Problem requirements:
Leave every picture out and write out the records below exactly.

Task input:
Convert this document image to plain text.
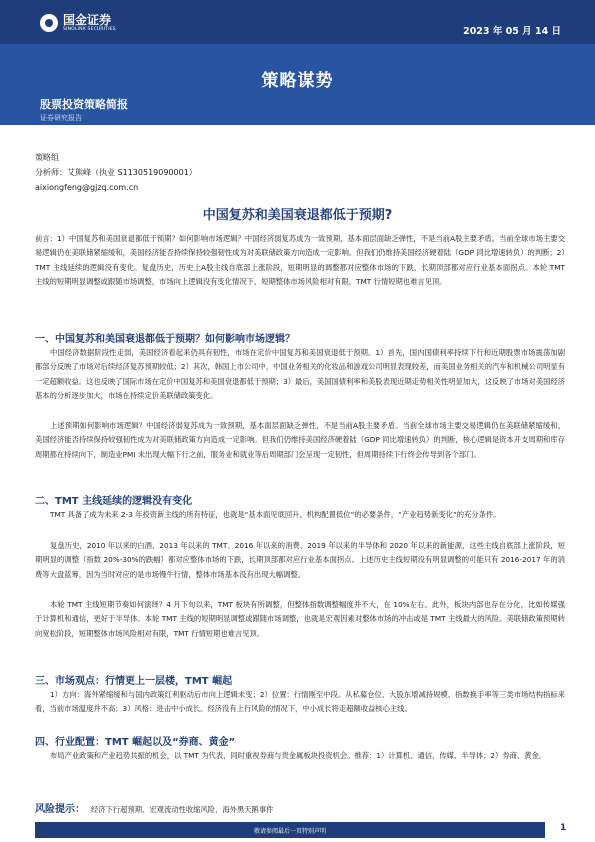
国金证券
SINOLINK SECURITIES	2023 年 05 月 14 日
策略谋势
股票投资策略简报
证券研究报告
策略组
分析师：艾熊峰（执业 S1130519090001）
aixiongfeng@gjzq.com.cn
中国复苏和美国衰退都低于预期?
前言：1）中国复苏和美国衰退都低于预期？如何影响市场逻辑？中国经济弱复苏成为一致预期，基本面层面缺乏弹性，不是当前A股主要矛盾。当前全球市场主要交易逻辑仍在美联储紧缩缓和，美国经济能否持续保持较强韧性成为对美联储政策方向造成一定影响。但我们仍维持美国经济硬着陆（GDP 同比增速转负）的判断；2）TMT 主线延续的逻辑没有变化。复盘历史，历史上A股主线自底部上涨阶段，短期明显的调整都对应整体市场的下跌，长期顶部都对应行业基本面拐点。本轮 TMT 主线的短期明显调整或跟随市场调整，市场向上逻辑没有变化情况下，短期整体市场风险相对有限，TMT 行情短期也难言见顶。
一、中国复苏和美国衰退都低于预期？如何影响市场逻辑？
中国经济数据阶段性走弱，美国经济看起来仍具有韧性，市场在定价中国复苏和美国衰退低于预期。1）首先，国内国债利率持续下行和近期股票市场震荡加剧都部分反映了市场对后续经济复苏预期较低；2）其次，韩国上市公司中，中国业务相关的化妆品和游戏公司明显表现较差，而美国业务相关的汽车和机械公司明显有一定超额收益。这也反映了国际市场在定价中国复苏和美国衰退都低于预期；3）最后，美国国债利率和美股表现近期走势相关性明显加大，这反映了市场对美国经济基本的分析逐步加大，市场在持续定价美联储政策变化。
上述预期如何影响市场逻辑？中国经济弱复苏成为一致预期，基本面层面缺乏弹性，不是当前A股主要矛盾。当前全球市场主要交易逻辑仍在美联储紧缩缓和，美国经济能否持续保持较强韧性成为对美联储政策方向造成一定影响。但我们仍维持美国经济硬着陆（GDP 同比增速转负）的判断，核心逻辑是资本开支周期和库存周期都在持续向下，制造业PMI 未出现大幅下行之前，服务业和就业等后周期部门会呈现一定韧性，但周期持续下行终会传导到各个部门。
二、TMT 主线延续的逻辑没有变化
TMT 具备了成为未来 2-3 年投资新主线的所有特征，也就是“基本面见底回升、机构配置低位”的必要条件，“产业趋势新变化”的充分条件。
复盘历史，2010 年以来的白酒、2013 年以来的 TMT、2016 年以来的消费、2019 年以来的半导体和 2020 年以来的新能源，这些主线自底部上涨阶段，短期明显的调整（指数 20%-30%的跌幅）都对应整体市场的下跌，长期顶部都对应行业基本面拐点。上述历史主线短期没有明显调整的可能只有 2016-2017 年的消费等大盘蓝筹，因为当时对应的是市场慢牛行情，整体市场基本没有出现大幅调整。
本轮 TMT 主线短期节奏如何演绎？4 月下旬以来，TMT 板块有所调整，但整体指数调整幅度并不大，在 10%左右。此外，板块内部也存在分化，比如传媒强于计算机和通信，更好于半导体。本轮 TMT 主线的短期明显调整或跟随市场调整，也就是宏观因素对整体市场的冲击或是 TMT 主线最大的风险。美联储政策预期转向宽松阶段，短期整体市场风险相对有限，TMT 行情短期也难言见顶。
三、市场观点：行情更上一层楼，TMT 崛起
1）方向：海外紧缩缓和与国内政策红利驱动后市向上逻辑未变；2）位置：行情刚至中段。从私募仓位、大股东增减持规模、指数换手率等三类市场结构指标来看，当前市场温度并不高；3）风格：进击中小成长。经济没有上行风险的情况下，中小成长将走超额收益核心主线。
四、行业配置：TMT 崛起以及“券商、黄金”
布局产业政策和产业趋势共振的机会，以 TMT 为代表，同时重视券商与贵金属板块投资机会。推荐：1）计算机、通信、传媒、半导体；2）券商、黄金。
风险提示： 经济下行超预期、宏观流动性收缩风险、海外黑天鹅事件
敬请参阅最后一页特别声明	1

Response to this exercise:
Convert this document image to plain text.
国金证券
SINOLINK SECURITIES	2023 年 05 月 14 日
策略谋势
股票投资策略简报
证券研究报告
策略组
分析师：艾熊峰（执业 S1130519090001）
aixiongfeng@gjzq.com.cn
中国复苏和美国衰退都低于预期?
前言：1）中国复苏和美国衰退都低于预期？如何影响市场逻辑？中国经济弱复苏成为一致预期，基本面层面缺乏弹性，不是当前A股主要矛盾。当前全球市场主要交易逻辑仍在美联储紧缩缓和，美国经济能否持续保持较强韧性成为对美联储政策方向造成一定影响。但我们仍维持美国经济硬着陆（GDP 同比增速转负）的判断；2）TMT 主线延续的逻辑没有变化。复盘历史，历史上A股主线自底部上涨阶段，短期明显的调整都对应整体市场的下跌，长期顶部都对应行业基本面拐点。本轮 TMT 主线的短期明显调整或跟随市场调整，市场向上逻辑没有变化情况下，短期整体市场风险相对有限，TMT 行情短期也难言见顶。
一、中国复苏和美国衰退都低于预期？如何影响市场逻辑？
中国经济数据阶段性走弱，美国经济看起来仍具有韧性，市场在定价中国复苏和美国衰退低于预期。1）首先，国内国债利率持续下行和近期股票市场震荡加剧都部分反映了市场对后续经济复苏预期较低；2）其次，韩国上市公司中，中国业务相关的化妆品和游戏公司明显表现较差，而美国业务相关的汽车和机械公司明显有一定超额收益。这也反映了国际市场在定价中国复苏和美国衰退都低于预期；3）最后，美国国债利率和美股表现近期走势相关性明显加大，这反映了市场对美国经济基本的分析逐步加大，市场在持续定价美联储政策变化。
上述预期如何影响市场逻辑？中国经济弱复苏成为一致预期，基本面层面缺乏弹性，不是当前A股主要矛盾。当前全球市场主要交易逻辑仍在美联储紧缩缓和，美国经济能否持续保持较强韧性成为对美联储政策方向造成一定影响。但我们仍维持美国经济硬着陆（GDP 同比增速转负）的判断，核心逻辑是资本开支周期和库存周期都在持续向下，制造业PMI 未出现大幅下行之前，服务业和就业等后周期部门会呈现一定韧性，但周期持续下行终会传导到各个部门。
二、TMT 主线延续的逻辑没有变化
TMT 具备了成为未来 2-3 年投资新主线的所有特征，也就是“基本面见底回升、机构配置低位”的必要条件，“产业趋势新变化”的充分条件。
复盘历史，2010 年以来的白酒、2013 年以来的 TMT、2016 年以来的消费、2019 年以来的半导体和 2020 年以来的新能源，这些主线自底部上涨阶段，短期明显的调整（指数 20%-30%的跌幅）都对应整体市场的下跌，长期顶部都对应行业基本面拐点。上述历史主线短期没有明显调整的可能只有 2016-2017 年的消费等大盘蓝筹，因为当时对应的是市场慢牛行情，整体市场基本没有出现大幅调整。
本轮 TMT 主线短期节奏如何演绎？4 月下旬以来，TMT 板块有所调整，但整体指数调整幅度并不大，在 10%左右。此外，板块内部也存在分化，比如传媒强于计算机和通信，更好于半导体。本轮 TMT 主线的短期明显调整或跟随市场调整，也就是宏观因素对整体市场的冲击或是 TMT 主线最大的风险。美联储政策预期转向宽松阶段，短期整体市场风险相对有限，TMT 行情短期也难言见顶。
三、市场观点：行情更上一层楼，TMT 崛起
1）方向：海外紧缩缓和与国内政策红利驱动后市向上逻辑未变；2）位置：行情刚至中段。从私募仓位、大股东增减持规模、指数换手率等三类市场结构指标来看，当前市场温度并不高；3）风格：进击中小成长。经济没有上行风险的情况下，中小成长将走超额收益核心主线。
四、行业配置：TMT 崛起以及“券商、黄金”
布局产业政策和产业趋势共振的机会，以 TMT 为代表，同时重视券商与贵金属板块投资机会。推荐：1）计算机、通信、传媒、半导体；2）券商、黄金。
风险提示： 经济下行超预期、宏观流动性收缩风险、海外黑天鹅事件
敬请参阅最后一页特别声明	1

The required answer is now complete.